__Input rows__.

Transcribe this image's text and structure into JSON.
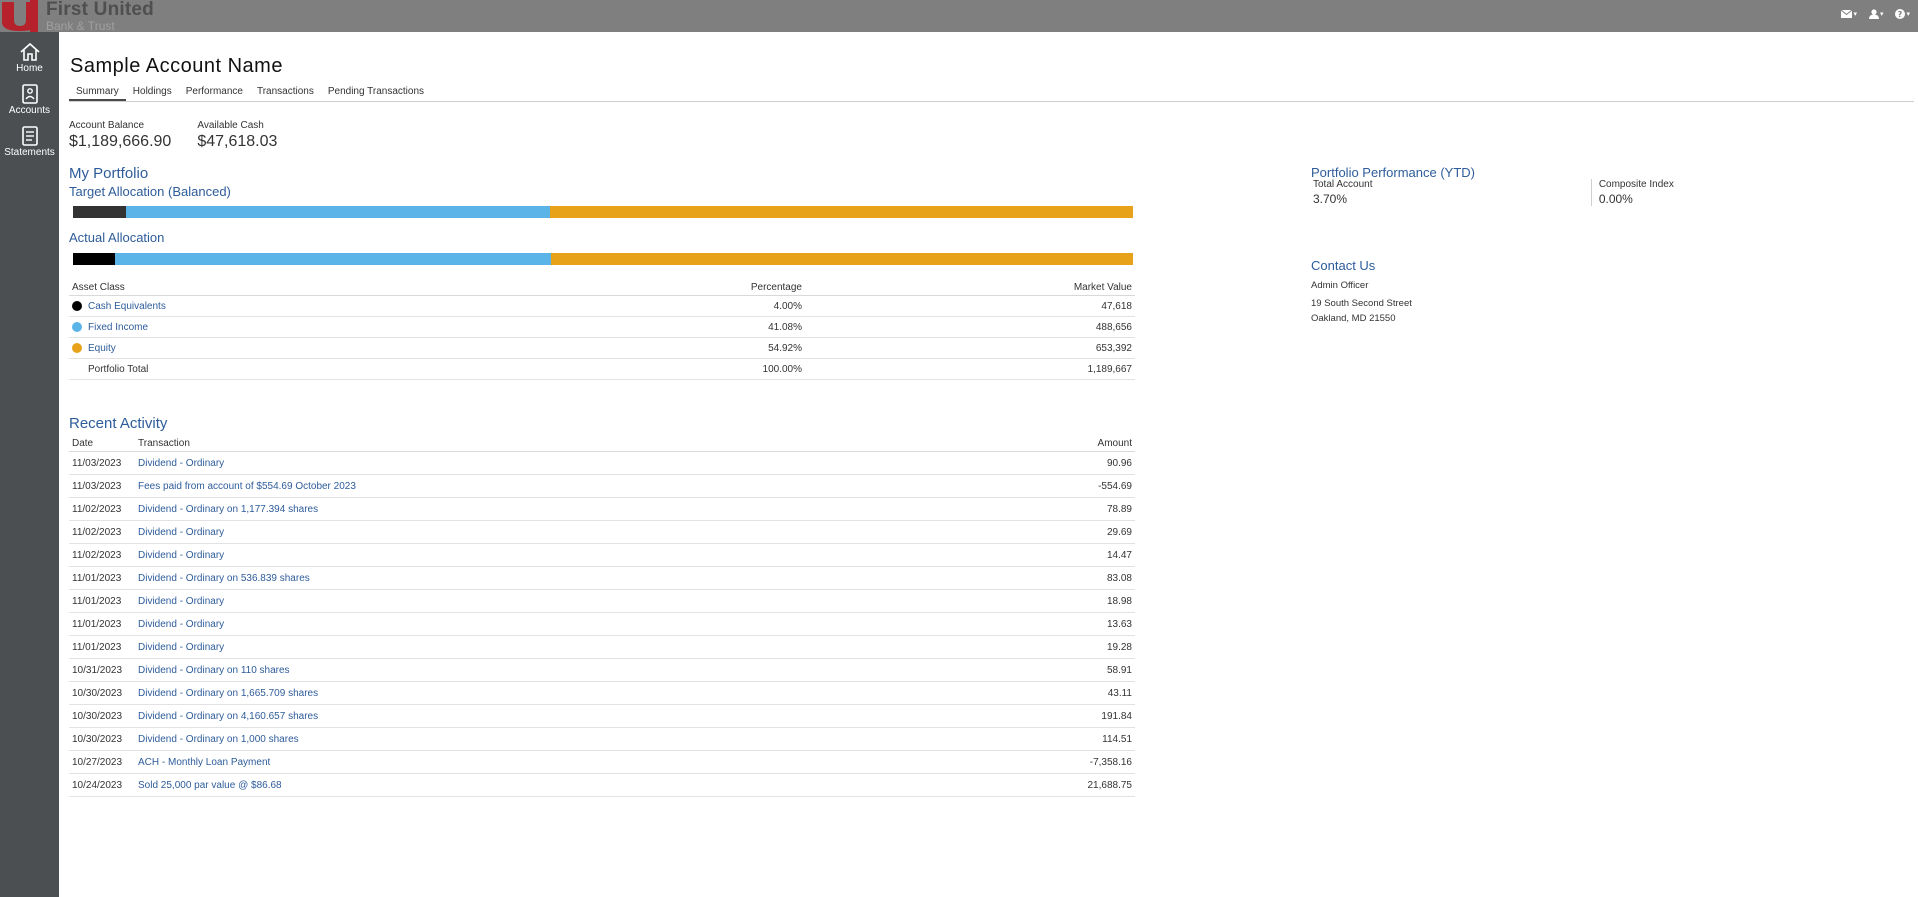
{
  "brand": {
    "name": "First United",
    "sub": "Bank & Trust",
    "colors": {
      "logo_red": "#b5222b",
      "topbar": "#7f7f7f",
      "sidebar": "#4b4f52"
    }
  },
  "top_icons": [
    {
      "name": "mail-icon"
    },
    {
      "name": "user-icon"
    },
    {
      "name": "help-icon"
    }
  ],
  "sidebar": {
    "items": [
      {
        "label": "Home",
        "icon": "home-icon"
      },
      {
        "label": "Accounts",
        "icon": "accounts-icon"
      },
      {
        "label": "Statements",
        "icon": "statements-icon"
      }
    ]
  },
  "account": {
    "title": "Sample Account Name",
    "tabs": [
      "Summary",
      "Holdings",
      "Performance",
      "Transactions",
      "Pending Transactions"
    ],
    "active_tab": "Summary",
    "balance_label": "Account Balance",
    "balance_value": "$1,189,666.90",
    "cash_label": "Available Cash",
    "cash_value": "$47,618.03"
  },
  "portfolio": {
    "title": "My Portfolio",
    "target_title": "Target Allocation (Balanced)",
    "actual_title": "Actual Allocation",
    "colors": {
      "cash": "#000000",
      "cash_target": "#333333",
      "fixed": "#5ab4e8",
      "equity": "#e8a21a"
    },
    "target_allocation": [
      5,
      40,
      55
    ],
    "actual_allocation": [
      4.0,
      41.08,
      54.92
    ],
    "table": {
      "headers": {
        "asset": "Asset Class",
        "pct": "Percentage",
        "mv": "Market Value"
      },
      "rows": [
        {
          "name": "Cash Equivalents",
          "pct": "4.00%",
          "mv": "47,618",
          "color": "#000000"
        },
        {
          "name": "Fixed Income",
          "pct": "41.08%",
          "mv": "488,656",
          "color": "#5ab4e8"
        },
        {
          "name": "Equity",
          "pct": "54.92%",
          "mv": "653,392",
          "color": "#e8a21a"
        }
      ],
      "total": {
        "name": "Portfolio Total",
        "pct": "100.00%",
        "mv": "1,189,667"
      }
    }
  },
  "activity": {
    "title": "Recent Activity",
    "headers": {
      "date": "Date",
      "txn": "Transaction",
      "amt": "Amount"
    },
    "rows": [
      {
        "date": "11/03/2023",
        "txn": "Dividend - Ordinary",
        "amt": "90.96"
      },
      {
        "date": "11/03/2023",
        "txn": "Fees paid from account of $554.69 October 2023",
        "amt": "-554.69"
      },
      {
        "date": "11/02/2023",
        "txn": "Dividend - Ordinary on 1,177.394 shares",
        "amt": "78.89"
      },
      {
        "date": "11/02/2023",
        "txn": "Dividend - Ordinary",
        "amt": "29.69"
      },
      {
        "date": "11/02/2023",
        "txn": "Dividend - Ordinary",
        "amt": "14.47"
      },
      {
        "date": "11/01/2023",
        "txn": "Dividend - Ordinary on 536.839 shares",
        "amt": "83.08"
      },
      {
        "date": "11/01/2023",
        "txn": "Dividend - Ordinary",
        "amt": "18.98"
      },
      {
        "date": "11/01/2023",
        "txn": "Dividend - Ordinary",
        "amt": "13.63"
      },
      {
        "date": "11/01/2023",
        "txn": "Dividend - Ordinary",
        "amt": "19.28"
      },
      {
        "date": "10/31/2023",
        "txn": "Dividend - Ordinary on 110 shares",
        "amt": "58.91"
      },
      {
        "date": "10/30/2023",
        "txn": "Dividend - Ordinary on 1,665.709 shares",
        "amt": "43.11"
      },
      {
        "date": "10/30/2023",
        "txn": "Dividend - Ordinary on 4,160.657 shares",
        "amt": "191.84"
      },
      {
        "date": "10/30/2023",
        "txn": "Dividend - Ordinary on 1,000 shares",
        "amt": "114.51"
      },
      {
        "date": "10/27/2023",
        "txn": "ACH - Monthly Loan Payment",
        "amt": "-7,358.16"
      },
      {
        "date": "10/24/2023",
        "txn": "Sold 25,000 par value @ $86.68",
        "amt": "21,688.75"
      }
    ]
  },
  "performance": {
    "title": "Portfolio Performance (YTD)",
    "total_label": "Total Account",
    "total_value": "3.70%",
    "index_label": "Composite Index",
    "index_value": "0.00%"
  },
  "contact": {
    "title": "Contact Us",
    "officer": "Admin Officer",
    "address1": "19 South Second Street",
    "address2": "Oakland, MD 21550"
  }
}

__Required work__. Print all of the entries word for word. Skip any images they contain.

__Exercise response__.
Transcribe this image's text and structure into JSON.
{
  "brand": {
    "name": "First United",
    "sub": "Bank & Trust",
    "colors": {
      "logo_red": "#b5222b",
      "topbar": "#7f7f7f",
      "sidebar": "#4b4f52"
    }
  },
  "top_icons": [
    {
      "name": "mail-icon"
    },
    {
      "name": "user-icon"
    },
    {
      "name": "help-icon"
    }
  ],
  "sidebar": {
    "items": [
      {
        "label": "Home",
        "icon": "home-icon"
      },
      {
        "label": "Accounts",
        "icon": "accounts-icon"
      },
      {
        "label": "Statements",
        "icon": "statements-icon"
      }
    ]
  },
  "account": {
    "title": "Sample Account Name",
    "tabs": [
      "Summary",
      "Holdings",
      "Performance",
      "Transactions",
      "Pending Transactions"
    ],
    "active_tab": "Summary",
    "balance_label": "Account Balance",
    "balance_value": "$1,189,666.90",
    "cash_label": "Available Cash",
    "cash_value": "$47,618.03"
  },
  "portfolio": {
    "title": "My Portfolio",
    "target_title": "Target Allocation (Balanced)",
    "actual_title": "Actual Allocation",
    "colors": {
      "cash": "#000000",
      "cash_target": "#333333",
      "fixed": "#5ab4e8",
      "equity": "#e8a21a"
    },
    "target_allocation": [
      5,
      40,
      55
    ],
    "actual_allocation": [
      4.0,
      41.08,
      54.92
    ],
    "table": {
      "headers": {
        "asset": "Asset Class",
        "pct": "Percentage",
        "mv": "Market Value"
      },
      "rows": [
        {
          "name": "Cash Equivalents",
          "pct": "4.00%",
          "mv": "47,618",
          "color": "#000000"
        },
        {
          "name": "Fixed Income",
          "pct": "41.08%",
          "mv": "488,656",
          "color": "#5ab4e8"
        },
        {
          "name": "Equity",
          "pct": "54.92%",
          "mv": "653,392",
          "color": "#e8a21a"
        }
      ],
      "total": {
        "name": "Portfolio Total",
        "pct": "100.00%",
        "mv": "1,189,667"
      }
    }
  },
  "activity": {
    "title": "Recent Activity",
    "headers": {
      "date": "Date",
      "txn": "Transaction",
      "amt": "Amount"
    },
    "rows": [
      {
        "date": "11/03/2023",
        "txn": "Dividend - Ordinary",
        "amt": "90.96"
      },
      {
        "date": "11/03/2023",
        "txn": "Fees paid from account of $554.69 October 2023",
        "amt": "-554.69"
      },
      {
        "date": "11/02/2023",
        "txn": "Dividend - Ordinary on 1,177.394 shares",
        "amt": "78.89"
      },
      {
        "date": "11/02/2023",
        "txn": "Dividend - Ordinary",
        "amt": "29.69"
      },
      {
        "date": "11/02/2023",
        "txn": "Dividend - Ordinary",
        "amt": "14.47"
      },
      {
        "date": "11/01/2023",
        "txn": "Dividend - Ordinary on 536.839 shares",
        "amt": "83.08"
      },
      {
        "date": "11/01/2023",
        "txn": "Dividend - Ordinary",
        "amt": "18.98"
      },
      {
        "date": "11/01/2023",
        "txn": "Dividend - Ordinary",
        "amt": "13.63"
      },
      {
        "date": "11/01/2023",
        "txn": "Dividend - Ordinary",
        "amt": "19.28"
      },
      {
        "date": "10/31/2023",
        "txn": "Dividend - Ordinary on 110 shares",
        "amt": "58.91"
      },
      {
        "date": "10/30/2023",
        "txn": "Dividend - Ordinary on 1,665.709 shares",
        "amt": "43.11"
      },
      {
        "date": "10/30/2023",
        "txn": "Dividend - Ordinary on 4,160.657 shares",
        "amt": "191.84"
      },
      {
        "date": "10/30/2023",
        "txn": "Dividend - Ordinary on 1,000 shares",
        "amt": "114.51"
      },
      {
        "date": "10/27/2023",
        "txn": "ACH - Monthly Loan Payment",
        "amt": "-7,358.16"
      },
      {
        "date": "10/24/2023",
        "txn": "Sold 25,000 par value @ $86.68",
        "amt": "21,688.75"
      }
    ]
  },
  "performance": {
    "title": "Portfolio Performance (YTD)",
    "total_label": "Total Account",
    "total_value": "3.70%",
    "index_label": "Composite Index",
    "index_value": "0.00%"
  },
  "contact": {
    "title": "Contact Us",
    "officer": "Admin Officer",
    "address1": "19 South Second Street",
    "address2": "Oakland, MD 21550"
  }
}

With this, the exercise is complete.